Goal of the exercise - From the line containing "Output a JSON" down to the last line of the material, return those lines verbatim and only those.
________________________________________
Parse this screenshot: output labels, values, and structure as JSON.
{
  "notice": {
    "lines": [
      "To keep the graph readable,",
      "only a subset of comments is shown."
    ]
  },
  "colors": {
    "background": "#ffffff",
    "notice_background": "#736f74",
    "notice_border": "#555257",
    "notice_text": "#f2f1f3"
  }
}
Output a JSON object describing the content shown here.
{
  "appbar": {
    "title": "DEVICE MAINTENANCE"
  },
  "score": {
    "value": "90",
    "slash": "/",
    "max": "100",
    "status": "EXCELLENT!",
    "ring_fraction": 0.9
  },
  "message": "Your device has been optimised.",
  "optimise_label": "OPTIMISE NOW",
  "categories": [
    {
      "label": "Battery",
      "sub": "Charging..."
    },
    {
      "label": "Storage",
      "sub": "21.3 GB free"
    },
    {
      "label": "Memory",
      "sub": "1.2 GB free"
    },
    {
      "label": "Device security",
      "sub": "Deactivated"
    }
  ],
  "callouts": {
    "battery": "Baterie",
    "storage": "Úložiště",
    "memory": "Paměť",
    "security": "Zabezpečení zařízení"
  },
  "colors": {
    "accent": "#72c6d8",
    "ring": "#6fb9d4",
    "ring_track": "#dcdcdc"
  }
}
________________________________________
Written solution -
Output a JSON object describing the content shown here.
{
  "appbar": {
    "title": "DEVICE MAINTENANCE"
  },
  "score": {
    "value": "90",
    "slash": "/",
    "max": "100",
    "status": "EXCELLENT!",
    "ring_fraction": 0.9
  },
  "message": "Your device has been optimised.",
  "optimise_label": "OPTIMISE NOW",
  "categories": [
    {
      "label": "Battery",
      "sub": "Charging..."
    },
    {
      "label": "Storage",
      "sub": "21.3 GB free"
    },
    {
      "label": "Memory",
      "sub": "1.2 GB free"
    },
    {
      "label": "Device security",
      "sub": "Deactivated"
    }
  ],
  "callouts": {
    "battery": "Baterie",
    "storage": "Úložiště",
    "memory": "Paměť",
    "security": "Zabezpečení zařízení"
  },
  "colors": {
    "accent": "#72c6d8",
    "ring": "#6fb9d4",
    "ring_track": "#dcdcdc"
  }
}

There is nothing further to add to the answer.